[start of EXERCISE MATERIALS]
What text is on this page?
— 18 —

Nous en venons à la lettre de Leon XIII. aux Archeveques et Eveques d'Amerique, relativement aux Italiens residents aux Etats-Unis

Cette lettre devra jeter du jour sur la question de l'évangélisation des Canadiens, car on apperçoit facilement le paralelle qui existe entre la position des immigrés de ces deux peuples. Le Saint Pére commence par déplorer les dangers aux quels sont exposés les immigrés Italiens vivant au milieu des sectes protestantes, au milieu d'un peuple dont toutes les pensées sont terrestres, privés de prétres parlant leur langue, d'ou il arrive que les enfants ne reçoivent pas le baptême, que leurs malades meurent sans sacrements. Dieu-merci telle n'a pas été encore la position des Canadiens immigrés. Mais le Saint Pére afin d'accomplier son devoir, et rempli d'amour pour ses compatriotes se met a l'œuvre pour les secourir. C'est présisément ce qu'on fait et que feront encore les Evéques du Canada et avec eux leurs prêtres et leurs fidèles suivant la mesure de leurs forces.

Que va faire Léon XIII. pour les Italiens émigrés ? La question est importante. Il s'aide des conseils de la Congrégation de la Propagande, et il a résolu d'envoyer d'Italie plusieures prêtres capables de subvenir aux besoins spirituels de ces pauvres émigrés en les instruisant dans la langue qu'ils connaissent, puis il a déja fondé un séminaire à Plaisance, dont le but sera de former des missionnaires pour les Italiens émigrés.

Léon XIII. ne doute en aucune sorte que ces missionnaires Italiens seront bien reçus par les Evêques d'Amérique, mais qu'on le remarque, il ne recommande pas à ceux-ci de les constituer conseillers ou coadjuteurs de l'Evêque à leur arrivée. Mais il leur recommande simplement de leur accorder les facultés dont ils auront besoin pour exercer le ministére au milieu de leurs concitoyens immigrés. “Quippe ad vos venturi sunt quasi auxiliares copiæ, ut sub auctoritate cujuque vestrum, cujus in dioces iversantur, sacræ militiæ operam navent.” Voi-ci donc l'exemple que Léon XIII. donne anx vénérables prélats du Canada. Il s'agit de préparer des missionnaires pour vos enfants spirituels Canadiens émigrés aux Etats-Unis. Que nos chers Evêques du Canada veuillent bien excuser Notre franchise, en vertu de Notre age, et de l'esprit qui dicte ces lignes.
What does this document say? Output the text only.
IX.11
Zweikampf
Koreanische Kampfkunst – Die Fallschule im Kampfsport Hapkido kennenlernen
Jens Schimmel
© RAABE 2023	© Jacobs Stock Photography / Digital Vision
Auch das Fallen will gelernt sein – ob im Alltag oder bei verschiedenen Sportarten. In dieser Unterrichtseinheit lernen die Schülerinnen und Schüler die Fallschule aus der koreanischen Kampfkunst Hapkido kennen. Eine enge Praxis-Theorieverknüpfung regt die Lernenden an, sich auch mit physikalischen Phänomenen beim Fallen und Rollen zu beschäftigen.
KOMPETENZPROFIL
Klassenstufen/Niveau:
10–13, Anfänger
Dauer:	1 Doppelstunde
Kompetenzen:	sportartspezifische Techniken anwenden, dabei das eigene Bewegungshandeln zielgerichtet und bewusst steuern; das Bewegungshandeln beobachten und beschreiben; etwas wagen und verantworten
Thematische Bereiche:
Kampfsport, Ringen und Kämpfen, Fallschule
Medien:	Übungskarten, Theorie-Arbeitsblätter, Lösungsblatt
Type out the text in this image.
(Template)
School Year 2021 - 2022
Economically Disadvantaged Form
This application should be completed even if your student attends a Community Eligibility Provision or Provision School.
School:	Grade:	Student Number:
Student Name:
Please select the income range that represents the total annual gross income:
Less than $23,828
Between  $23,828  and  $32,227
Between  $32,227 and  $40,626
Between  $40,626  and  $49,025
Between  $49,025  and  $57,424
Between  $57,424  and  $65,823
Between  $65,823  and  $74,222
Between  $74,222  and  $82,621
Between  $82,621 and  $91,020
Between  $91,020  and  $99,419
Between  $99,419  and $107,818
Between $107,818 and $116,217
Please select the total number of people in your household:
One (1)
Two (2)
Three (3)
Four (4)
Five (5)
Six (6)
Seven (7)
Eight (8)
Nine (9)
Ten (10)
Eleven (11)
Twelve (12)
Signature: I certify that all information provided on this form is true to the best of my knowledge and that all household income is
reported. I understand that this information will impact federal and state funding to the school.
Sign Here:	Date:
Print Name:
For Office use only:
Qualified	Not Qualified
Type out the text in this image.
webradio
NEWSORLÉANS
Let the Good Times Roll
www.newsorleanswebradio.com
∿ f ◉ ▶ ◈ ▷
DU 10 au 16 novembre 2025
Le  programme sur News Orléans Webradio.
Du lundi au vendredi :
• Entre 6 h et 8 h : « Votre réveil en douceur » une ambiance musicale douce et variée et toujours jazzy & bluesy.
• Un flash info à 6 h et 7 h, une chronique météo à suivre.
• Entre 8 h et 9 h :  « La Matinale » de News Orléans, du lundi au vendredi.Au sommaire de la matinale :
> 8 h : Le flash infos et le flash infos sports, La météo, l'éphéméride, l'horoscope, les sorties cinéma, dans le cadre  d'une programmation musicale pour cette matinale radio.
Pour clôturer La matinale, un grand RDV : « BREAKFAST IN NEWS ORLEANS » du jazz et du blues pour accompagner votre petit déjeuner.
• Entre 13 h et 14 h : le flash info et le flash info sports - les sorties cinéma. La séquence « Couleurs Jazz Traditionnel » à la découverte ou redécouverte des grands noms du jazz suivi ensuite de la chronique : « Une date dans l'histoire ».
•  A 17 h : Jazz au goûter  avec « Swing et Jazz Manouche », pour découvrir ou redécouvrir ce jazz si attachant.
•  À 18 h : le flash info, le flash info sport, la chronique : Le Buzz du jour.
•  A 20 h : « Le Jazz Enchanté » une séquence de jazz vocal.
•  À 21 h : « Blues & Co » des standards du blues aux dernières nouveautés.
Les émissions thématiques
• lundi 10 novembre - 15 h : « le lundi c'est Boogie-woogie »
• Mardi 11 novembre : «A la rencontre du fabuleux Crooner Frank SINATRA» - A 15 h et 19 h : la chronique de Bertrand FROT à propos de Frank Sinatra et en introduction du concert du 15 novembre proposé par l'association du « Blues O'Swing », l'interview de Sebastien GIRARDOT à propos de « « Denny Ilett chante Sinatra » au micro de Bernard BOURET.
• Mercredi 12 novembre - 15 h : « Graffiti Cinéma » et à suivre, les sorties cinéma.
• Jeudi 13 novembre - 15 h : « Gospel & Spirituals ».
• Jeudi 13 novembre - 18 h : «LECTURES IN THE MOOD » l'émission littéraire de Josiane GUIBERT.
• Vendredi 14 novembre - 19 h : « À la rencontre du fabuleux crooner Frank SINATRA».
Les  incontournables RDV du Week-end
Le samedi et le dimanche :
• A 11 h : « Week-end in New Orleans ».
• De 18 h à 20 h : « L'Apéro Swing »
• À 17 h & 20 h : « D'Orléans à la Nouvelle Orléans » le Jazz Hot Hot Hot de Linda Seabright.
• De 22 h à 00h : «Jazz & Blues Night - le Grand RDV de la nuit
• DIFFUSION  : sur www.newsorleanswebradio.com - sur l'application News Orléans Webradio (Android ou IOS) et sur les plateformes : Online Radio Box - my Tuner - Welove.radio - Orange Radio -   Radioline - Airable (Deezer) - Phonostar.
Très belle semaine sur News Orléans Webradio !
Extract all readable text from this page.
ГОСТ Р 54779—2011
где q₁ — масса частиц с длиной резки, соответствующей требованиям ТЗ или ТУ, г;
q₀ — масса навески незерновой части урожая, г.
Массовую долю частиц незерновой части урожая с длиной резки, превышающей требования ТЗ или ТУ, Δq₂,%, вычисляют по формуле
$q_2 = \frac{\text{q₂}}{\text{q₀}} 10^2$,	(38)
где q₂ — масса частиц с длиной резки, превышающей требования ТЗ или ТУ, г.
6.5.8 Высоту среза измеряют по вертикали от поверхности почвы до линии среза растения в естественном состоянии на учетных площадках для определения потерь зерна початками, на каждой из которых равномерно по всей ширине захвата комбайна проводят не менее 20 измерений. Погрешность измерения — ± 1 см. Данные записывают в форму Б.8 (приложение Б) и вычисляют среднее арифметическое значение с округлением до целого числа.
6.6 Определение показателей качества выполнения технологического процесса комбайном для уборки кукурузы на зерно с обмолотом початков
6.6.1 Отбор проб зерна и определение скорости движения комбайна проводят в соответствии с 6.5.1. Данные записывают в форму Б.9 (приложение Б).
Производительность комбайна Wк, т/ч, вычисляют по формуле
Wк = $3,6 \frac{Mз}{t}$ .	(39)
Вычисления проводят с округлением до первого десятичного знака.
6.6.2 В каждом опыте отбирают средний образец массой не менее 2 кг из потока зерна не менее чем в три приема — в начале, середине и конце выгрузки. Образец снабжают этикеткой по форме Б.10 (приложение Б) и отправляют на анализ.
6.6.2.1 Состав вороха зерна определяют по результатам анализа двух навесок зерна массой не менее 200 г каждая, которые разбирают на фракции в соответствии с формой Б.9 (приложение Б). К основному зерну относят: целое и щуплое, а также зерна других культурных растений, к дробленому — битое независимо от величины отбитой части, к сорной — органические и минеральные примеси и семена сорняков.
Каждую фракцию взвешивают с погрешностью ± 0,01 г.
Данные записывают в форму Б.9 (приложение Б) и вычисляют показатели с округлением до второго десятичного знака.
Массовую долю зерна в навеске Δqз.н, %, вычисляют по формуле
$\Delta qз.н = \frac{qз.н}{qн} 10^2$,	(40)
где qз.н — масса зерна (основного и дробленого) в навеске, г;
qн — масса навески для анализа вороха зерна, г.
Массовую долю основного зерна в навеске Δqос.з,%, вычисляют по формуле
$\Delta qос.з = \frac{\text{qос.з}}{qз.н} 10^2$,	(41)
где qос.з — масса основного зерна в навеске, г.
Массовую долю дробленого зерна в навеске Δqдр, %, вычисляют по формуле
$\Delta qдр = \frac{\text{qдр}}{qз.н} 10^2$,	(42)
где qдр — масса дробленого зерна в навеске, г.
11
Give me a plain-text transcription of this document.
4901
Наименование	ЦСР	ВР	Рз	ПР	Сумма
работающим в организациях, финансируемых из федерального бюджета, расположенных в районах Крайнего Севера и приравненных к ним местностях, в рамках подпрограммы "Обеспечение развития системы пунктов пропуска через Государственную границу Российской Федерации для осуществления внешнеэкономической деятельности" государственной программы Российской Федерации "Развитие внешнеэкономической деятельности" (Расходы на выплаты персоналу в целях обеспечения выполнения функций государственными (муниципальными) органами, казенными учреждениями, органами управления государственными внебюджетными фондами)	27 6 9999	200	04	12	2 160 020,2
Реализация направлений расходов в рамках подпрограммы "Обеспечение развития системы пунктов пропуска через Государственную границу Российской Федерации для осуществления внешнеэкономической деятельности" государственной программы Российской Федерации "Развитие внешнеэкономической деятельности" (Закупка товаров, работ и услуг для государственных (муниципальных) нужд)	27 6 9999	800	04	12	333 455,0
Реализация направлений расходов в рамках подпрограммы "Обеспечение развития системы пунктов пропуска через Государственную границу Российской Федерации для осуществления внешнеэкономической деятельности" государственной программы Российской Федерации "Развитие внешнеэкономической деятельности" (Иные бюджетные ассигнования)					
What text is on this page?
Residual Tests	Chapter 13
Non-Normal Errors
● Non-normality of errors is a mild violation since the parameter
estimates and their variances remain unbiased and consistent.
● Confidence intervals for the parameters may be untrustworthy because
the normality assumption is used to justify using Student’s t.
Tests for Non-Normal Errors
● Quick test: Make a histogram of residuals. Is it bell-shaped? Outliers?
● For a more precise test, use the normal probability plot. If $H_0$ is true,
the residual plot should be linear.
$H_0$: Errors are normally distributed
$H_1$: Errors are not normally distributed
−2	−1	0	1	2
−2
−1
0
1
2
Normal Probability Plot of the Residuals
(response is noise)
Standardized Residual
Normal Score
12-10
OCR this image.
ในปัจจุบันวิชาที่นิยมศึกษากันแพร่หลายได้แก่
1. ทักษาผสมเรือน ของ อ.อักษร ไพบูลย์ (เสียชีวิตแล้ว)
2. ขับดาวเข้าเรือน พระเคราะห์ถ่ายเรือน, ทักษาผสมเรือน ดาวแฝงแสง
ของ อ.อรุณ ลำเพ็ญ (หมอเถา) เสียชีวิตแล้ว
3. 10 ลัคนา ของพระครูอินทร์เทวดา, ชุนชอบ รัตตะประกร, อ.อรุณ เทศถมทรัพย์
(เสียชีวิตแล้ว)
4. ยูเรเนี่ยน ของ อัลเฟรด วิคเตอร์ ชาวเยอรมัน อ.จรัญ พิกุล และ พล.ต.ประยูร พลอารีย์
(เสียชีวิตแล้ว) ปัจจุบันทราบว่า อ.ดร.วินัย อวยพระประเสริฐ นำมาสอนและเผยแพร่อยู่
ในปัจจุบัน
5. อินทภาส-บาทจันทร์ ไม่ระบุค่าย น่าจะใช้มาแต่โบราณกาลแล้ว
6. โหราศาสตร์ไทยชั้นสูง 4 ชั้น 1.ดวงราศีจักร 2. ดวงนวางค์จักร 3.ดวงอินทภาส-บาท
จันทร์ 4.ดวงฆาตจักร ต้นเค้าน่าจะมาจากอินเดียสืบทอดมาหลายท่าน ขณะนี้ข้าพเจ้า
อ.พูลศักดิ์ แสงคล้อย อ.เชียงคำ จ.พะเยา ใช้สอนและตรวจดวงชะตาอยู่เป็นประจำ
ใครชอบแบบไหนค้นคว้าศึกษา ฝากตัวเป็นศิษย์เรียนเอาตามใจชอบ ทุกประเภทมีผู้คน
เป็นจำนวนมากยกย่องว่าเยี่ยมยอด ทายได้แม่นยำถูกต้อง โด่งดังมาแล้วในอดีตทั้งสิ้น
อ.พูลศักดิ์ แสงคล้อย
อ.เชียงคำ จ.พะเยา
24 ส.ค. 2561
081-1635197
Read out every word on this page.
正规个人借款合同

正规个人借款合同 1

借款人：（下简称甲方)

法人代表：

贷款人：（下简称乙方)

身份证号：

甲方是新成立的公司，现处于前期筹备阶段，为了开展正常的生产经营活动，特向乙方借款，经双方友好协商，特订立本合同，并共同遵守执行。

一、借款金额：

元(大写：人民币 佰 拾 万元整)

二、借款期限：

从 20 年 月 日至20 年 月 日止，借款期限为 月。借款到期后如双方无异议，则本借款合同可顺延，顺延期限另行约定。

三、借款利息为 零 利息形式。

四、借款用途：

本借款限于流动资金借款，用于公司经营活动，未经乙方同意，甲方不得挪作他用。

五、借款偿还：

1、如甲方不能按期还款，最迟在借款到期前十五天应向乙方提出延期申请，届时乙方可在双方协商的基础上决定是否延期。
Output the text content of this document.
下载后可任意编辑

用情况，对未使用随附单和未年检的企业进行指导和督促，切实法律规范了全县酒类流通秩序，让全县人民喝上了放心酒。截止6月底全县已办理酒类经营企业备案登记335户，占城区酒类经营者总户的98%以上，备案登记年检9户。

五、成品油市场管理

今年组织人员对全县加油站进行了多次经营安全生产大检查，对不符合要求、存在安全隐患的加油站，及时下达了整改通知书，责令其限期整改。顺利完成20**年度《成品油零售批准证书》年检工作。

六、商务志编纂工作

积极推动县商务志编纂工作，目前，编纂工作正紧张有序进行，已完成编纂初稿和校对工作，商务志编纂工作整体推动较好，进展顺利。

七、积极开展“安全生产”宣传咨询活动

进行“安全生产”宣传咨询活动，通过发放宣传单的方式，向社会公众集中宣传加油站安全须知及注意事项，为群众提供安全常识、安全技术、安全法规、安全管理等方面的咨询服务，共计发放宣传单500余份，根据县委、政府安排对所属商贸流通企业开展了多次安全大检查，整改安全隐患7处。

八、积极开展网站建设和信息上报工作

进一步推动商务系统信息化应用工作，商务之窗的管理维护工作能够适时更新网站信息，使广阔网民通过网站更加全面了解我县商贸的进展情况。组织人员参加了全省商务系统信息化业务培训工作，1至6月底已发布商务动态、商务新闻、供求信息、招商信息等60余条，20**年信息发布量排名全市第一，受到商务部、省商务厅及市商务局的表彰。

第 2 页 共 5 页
[end of EXERCISE MATERIALS]
> BRIEF: Take the line with "OCR this image." and all lines after it through the end of the records, and write them out exactly; include nothing else.

> ANSWER TO THIS EXERCISE:
OCR this image.
ในปัจจุบันวิชาที่นิยมศึกษากันแพร่หลายได้แก่
1. ทักษาผสมเรือน ของ อ.อักษร ไพบูลย์ (เสียชีวิตแล้ว)
2. ขับดาวเข้าเรือน พระเคราะห์ถ่ายเรือน, ทักษาผสมเรือน ดาวแฝงแสง
ของ อ.อรุณ ลำเพ็ญ (หมอเถา) เสียชีวิตแล้ว
3. 10 ลัคนา ของพระครูอินทร์เทวดา, ชุนชอบ รัตตะประกร, อ.อรุณ เทศถมทรัพย์
(เสียชีวิตแล้ว)
4. ยูเรเนี่ยน ของ อัลเฟรด วิคเตอร์ ชาวเยอรมัน อ.จรัญ พิกุล และ พล.ต.ประยูร พลอารีย์
(เสียชีวิตแล้ว) ปัจจุบันทราบว่า อ.ดร.วินัย อวยพระประเสริฐ นำมาสอนและเผยแพร่อยู่
ในปัจจุบัน
5. อินทภาส-บาทจันทร์ ไม่ระบุค่าย น่าจะใช้มาแต่โบราณกาลแล้ว
6. โหราศาสตร์ไทยชั้นสูง 4 ชั้น 1.ดวงราศีจักร 2. ดวงนวางค์จักร 3.ดวงอินทภาส-บาท
จันทร์ 4.ดวงฆาตจักร ต้นเค้าน่าจะมาจากอินเดียสืบทอดมาหลายท่าน ขณะนี้ข้าพเจ้า
อ.พูลศักดิ์ แสงคล้อย อ.เชียงคำ จ.พะเยา ใช้สอนและตรวจดวงชะตาอยู่เป็นประจำ
ใครชอบแบบไหนค้นคว้าศึกษา ฝากตัวเป็นศิษย์เรียนเอาตามใจชอบ ทุกประเภทมีผู้คน
เป็นจำนวนมากยกย่องว่าเยี่ยมยอด ทายได้แม่นยำถูกต้อง โด่งดังมาแล้วในอดีตทั้งสิ้น
อ.พูลศักดิ์ แสงคล้อย
อ.เชียงคำ จ.พะเยา
24 ส.ค. 2561
081-1635197
Read out every word on this page.
正规个人借款合同

正规个人借款合同 1

借款人：（下简称甲方)

法人代表：

贷款人：（下简称乙方)

身份证号：

甲方是新成立的公司，现处于前期筹备阶段，为了开展正常的生产经营活动，特向乙方借款，经双方友好协商，特订立本合同，并共同遵守执行。

一、借款金额：

元(大写：人民币 佰 拾 万元整)

二、借款期限：

从 20 年 月 日至20 年 月 日止，借款期限为 月。借款到期后如双方无异议，则本借款合同可顺延，顺延期限另行约定。

三、借款利息为 零 利息形式。

四、借款用途：

本借款限于流动资金借款，用于公司经营活动，未经乙方同意，甲方不得挪作他用。

五、借款偿还：

1、如甲方不能按期还款，最迟在借款到期前十五天应向乙方提出延期申请，届时乙方可在双方协商的基础上决定是否延期。
Output the text content of this document.
下载后可任意编辑

用情况，对未使用随附单和未年检的企业进行指导和督促，切实法律规范了全县酒类流通秩序，让全县人民喝上了放心酒。截止6月底全县已办理酒类经营企业备案登记335户，占城区酒类经营者总户的98%以上，备案登记年检9户。

五、成品油市场管理

今年组织人员对全县加油站进行了多次经营安全生产大检查，对不符合要求、存在安全隐患的加油站，及时下达了整改通知书，责令其限期整改。顺利完成20**年度《成品油零售批准证书》年检工作。

六、商务志编纂工作

积极推动县商务志编纂工作，目前，编纂工作正紧张有序进行，已完成编纂初稿和校对工作，商务志编纂工作整体推动较好，进展顺利。

七、积极开展“安全生产”宣传咨询活动

进行“安全生产”宣传咨询活动，通过发放宣传单的方式，向社会公众集中宣传加油站安全须知及注意事项，为群众提供安全常识、安全技术、安全法规、安全管理等方面的咨询服务，共计发放宣传单500余份，根据县委、政府安排对所属商贸流通企业开展了多次安全大检查，整改安全隐患7处。

八、积极开展网站建设和信息上报工作

进一步推动商务系统信息化应用工作，商务之窗的管理维护工作能够适时更新网站信息，使广阔网民通过网站更加全面了解我县商贸的进展情况。组织人员参加了全省商务系统信息化业务培训工作，1至6月底已发布商务动态、商务新闻、供求信息、招商信息等60余条，20**年信息发布量排名全市第一，受到商务部、省商务厅及市商务局的表彰。

第 2 页 共 5 页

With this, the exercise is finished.